Find each line containing the string "Uchitthaka". Copy it.

_ _ _ _ _

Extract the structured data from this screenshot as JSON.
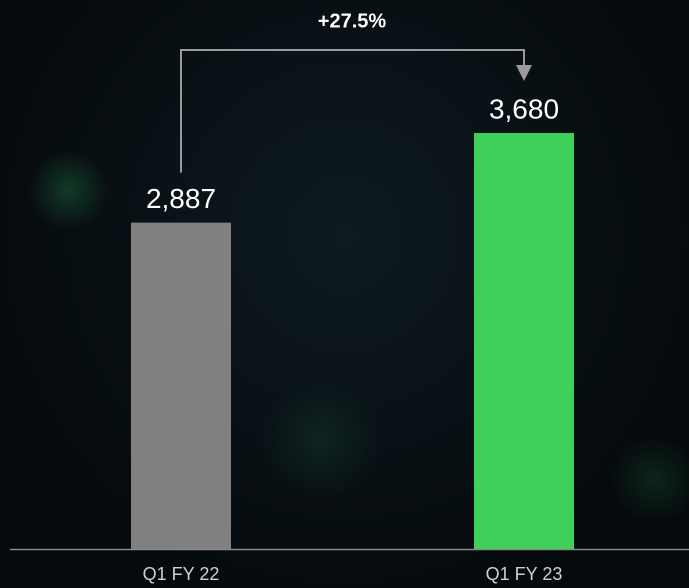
{
  "chart_data": {
    "type": "bar",
    "annotation": "+27.5%",
    "categories": [
      "Q1 FY 22",
      "Q1 FY 23"
    ],
    "values": [
      2887,
      3680
    ],
    "value_labels": [
      "2,887",
      "3,680"
    ],
    "colors": [
      "#808080",
      "#3fcf5b"
    ]
  }
}
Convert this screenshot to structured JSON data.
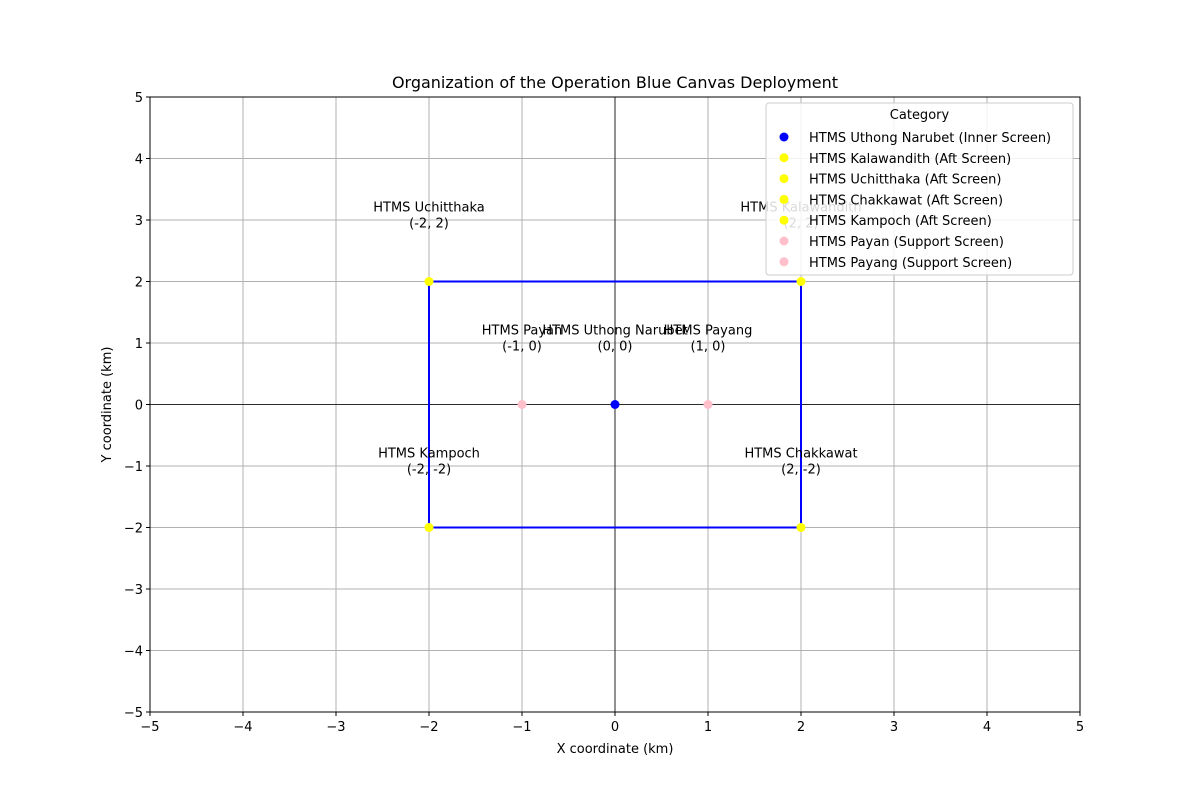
{
  "chart_data": {
    "type": "scatter",
    "title": "Organization of the Operation Blue Canvas Deployment",
    "xlabel": "X coordinate (km)",
    "ylabel": "Y coordinate (km)",
    "xlim": [
      -5,
      5
    ],
    "ylim": [
      -5,
      5
    ],
    "xticks": [
      -5,
      -4,
      -3,
      -2,
      -1,
      0,
      1,
      2,
      3,
      4,
      5
    ],
    "yticks": [
      -5,
      -4,
      -3,
      -2,
      -1,
      0,
      1,
      2,
      3,
      4,
      5
    ],
    "grid": true,
    "legend": {
      "title": "Category",
      "placement": "top-right"
    },
    "series": [
      {
        "name": "HTMS Uthong Narubet (Inner Screen)",
        "color": "#0000ff",
        "points": [
          {
            "x": 0,
            "y": 0,
            "label": "HTMS Uthong Narubet",
            "coord": "(0, 0)"
          }
        ]
      },
      {
        "name": "HTMS Kalawandith (Aft Screen)",
        "color": "#ffff00",
        "points": [
          {
            "x": 2,
            "y": 2,
            "label": "HTMS Kalawandith",
            "coord": "(2, 2)"
          }
        ]
      },
      {
        "name": "HTMS Uchitthaka (Aft Screen)",
        "color": "#ffff00",
        "points": [
          {
            "x": -2,
            "y": 2,
            "label": "HTMS Uchitthaka",
            "coord": "(-2, 2)"
          }
        ]
      },
      {
        "name": "HTMS Chakkawat (Aft Screen)",
        "color": "#ffff00",
        "points": [
          {
            "x": 2,
            "y": -2,
            "label": "HTMS Chakkawat",
            "coord": "(2, -2)"
          }
        ]
      },
      {
        "name": "HTMS Kampoch (Aft Screen)",
        "color": "#ffff00",
        "points": [
          {
            "x": -2,
            "y": -2,
            "label": "HTMS Kampoch",
            "coord": "(-2, -2)"
          }
        ]
      },
      {
        "name": "HTMS Payan (Support Screen)",
        "color": "#ffc0cb",
        "points": [
          {
            "x": -1,
            "y": 0,
            "label": "HTMS Payan",
            "coord": "(-1, 0)"
          }
        ]
      },
      {
        "name": "HTMS Payang (Support Screen)",
        "color": "#ffc0cb",
        "points": [
          {
            "x": 1,
            "y": 0,
            "label": "HTMS Payang",
            "coord": "(1, 0)"
          }
        ]
      }
    ],
    "formation_box": {
      "color": "#0000ff",
      "x": [
        -2,
        2,
        2,
        -2,
        -2
      ],
      "y": [
        2,
        2,
        -2,
        -2,
        2
      ]
    }
  }
}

_ _ _ _ _

§ **Result for this task**
        "name": "HTMS Uchitthaka (Aft Screen)",
            "label": "HTMS Uchitthaka",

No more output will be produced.